======== Supplied information ========

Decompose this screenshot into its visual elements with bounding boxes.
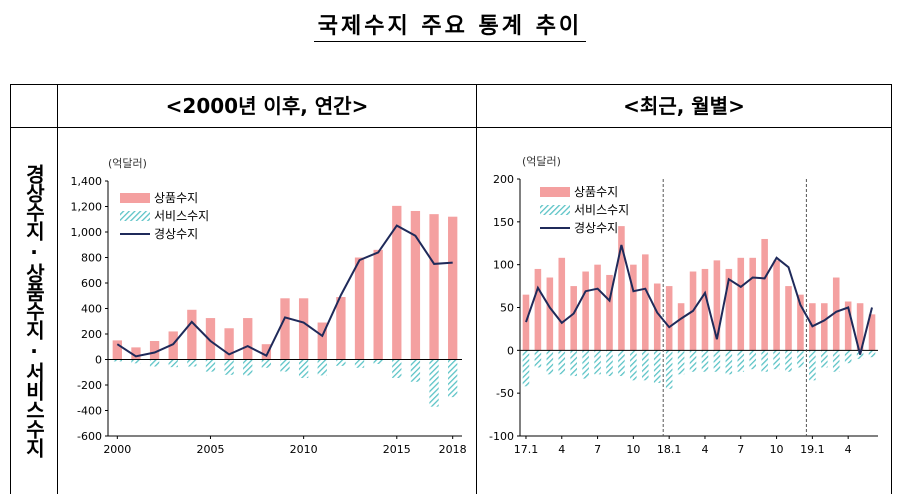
- header-annual: <2000년 이후, 연간>: [165, 94, 369, 118]
- side-label: 경상수지·상품수지·서비스수지: [22, 164, 46, 457]
- header-monthly: <최근, 월별>: [623, 94, 745, 118]
- page-title: 국제수지 주요 통계 추이: [0, 8, 900, 42]
- chart-table: <2000년 이후, 연간> <최근, 월별> 경상수지·상품수지·서비스수지: [10, 84, 892, 494]
- divider-middle: [476, 85, 477, 494]
- divider-header: [11, 127, 891, 128]
- divider-side: [57, 85, 58, 494]
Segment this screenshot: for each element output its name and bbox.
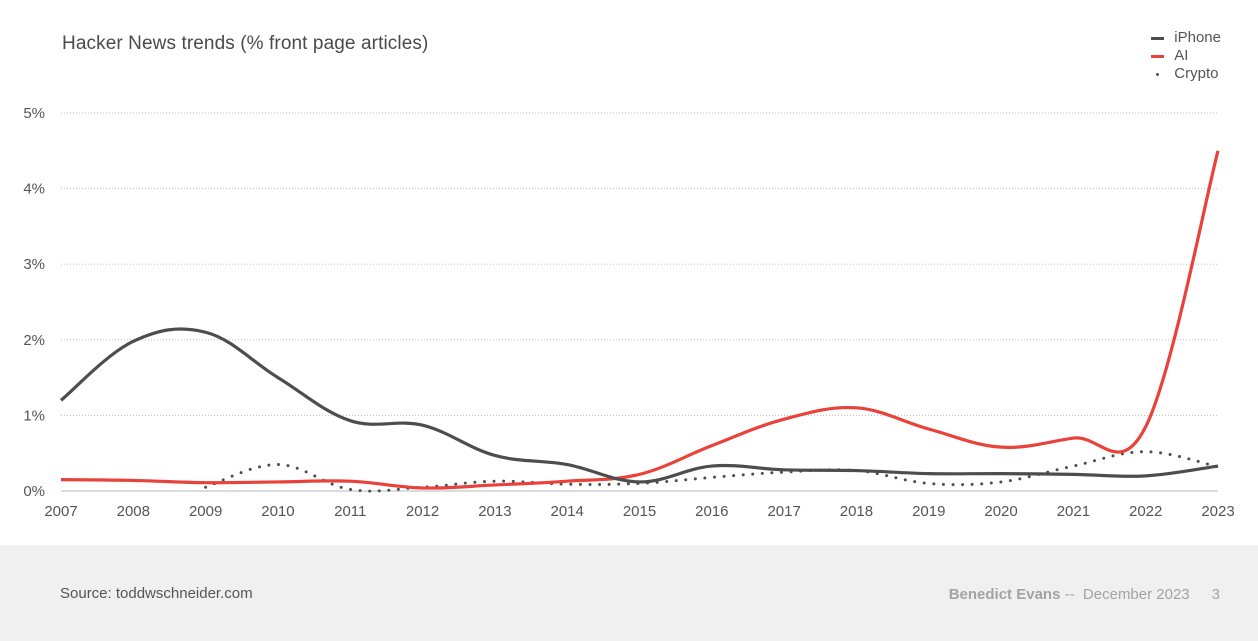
legend-swatch-crypto [1151,72,1164,76]
source-note: Source: toddwschneider.com [60,585,253,602]
legend-label-crypto: Crypto [1174,65,1219,82]
credit-separator: -- [1060,586,1083,603]
series-line-iphone [59,327,1219,484]
x-tick-label: 2009 [189,503,222,520]
chart-title: Hacker News trends (% front page article… [62,33,429,54]
series-line-crypto [204,450,1220,493]
x-tick-label: 2011 [334,503,366,520]
x-tick-label: 2020 [984,503,1017,520]
footer: Source: toddwschneider.com Benedict Evan… [0,545,1258,641]
x-tick-label: 2023 [1201,503,1234,520]
y-tick-label: 3% [23,256,45,273]
legend-item-crypto: Crypto [1151,65,1221,83]
series-lines [59,150,1220,493]
x-tick-label: 2013 [478,503,511,520]
credit: Benedict Evans -- December 2023 3 [949,586,1220,603]
x-tick-label: 2019 [912,503,945,520]
y-tick-label: 4% [23,181,45,198]
x-axis-ticks: 2007 2008 2009 2010 2011 2012 2013 2014 2015 2016… [44,503,1234,520]
legend-swatch-ai [1151,54,1165,58]
x-tick-label: 2018 [840,503,873,520]
legend-item-ai: AI [1151,47,1221,65]
page-number: 3 [1211,586,1220,603]
author-name: Benedict Evans [948,586,1061,603]
line-chart: 0% 1% 2% 3% 4% 5% 2007 2008 2009 2010 2011 2012 201… [23,105,1234,520]
y-tick-label: 2% [23,332,45,349]
legend-item-iphone: iPhone [1151,29,1221,47]
x-tick-label: 2015 [623,503,656,520]
gridlines [61,112,1218,492]
legend: iPhone AI Crypto [1151,29,1221,83]
x-tick-label: 2007 [44,503,77,520]
date: December 2023 [1082,586,1190,603]
y-tick-label: 5% [23,105,45,122]
x-tick-label: 2012 [406,503,439,520]
series-line-ai [60,150,1220,490]
x-tick-label: 2014 [551,503,584,520]
legend-label-ai: AI [1174,47,1189,64]
legend-swatch-iphone [1151,36,1165,40]
y-axis-ticks: 0% 1% 2% 3% 4% 5% [23,105,45,500]
x-tick-label: 2016 [695,503,728,520]
x-tick-label: 2017 [767,503,800,520]
y-tick-label: 0% [23,483,45,500]
x-tick-label: 2021 [1057,503,1090,520]
x-tick-label: 2010 [261,503,294,520]
legend-label-iphone: iPhone [1174,29,1221,46]
x-tick-label: 2022 [1129,503,1162,520]
y-tick-label: 1% [23,407,45,424]
x-tick-label: 2008 [117,503,150,520]
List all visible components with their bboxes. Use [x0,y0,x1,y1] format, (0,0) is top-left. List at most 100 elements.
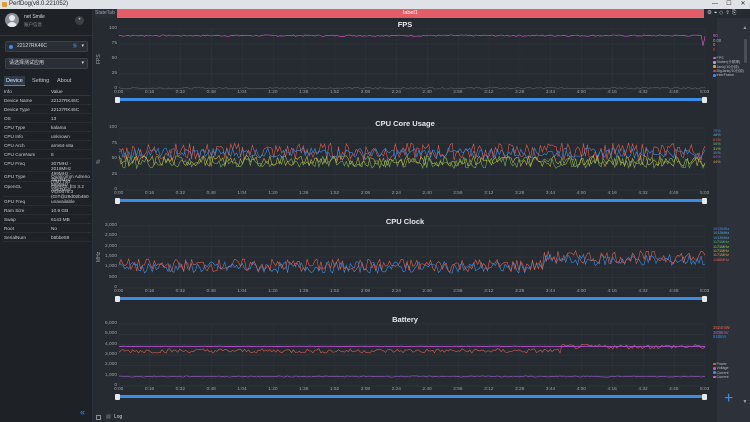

========

* Exercise prompt: Return the lines of the records unchanged, from the one containing "legend-swatch-crypto [1151,72,1164,76]" through the one containing "x-tick-label: 2009 [189,503,222,520]", including both of those lines.

* Output:
legend-swatch-crypto [1151,72,1164,76]
source-note: Source: toddwschneider.com [60,585,253,602]
legend-label-crypto: Crypto [1174,65,1219,82]
credit-separator: -- [1060,586,1083,603]
series-line-iphone [59,327,1219,484]
x-tick-label: 2009 [189,503,222,520]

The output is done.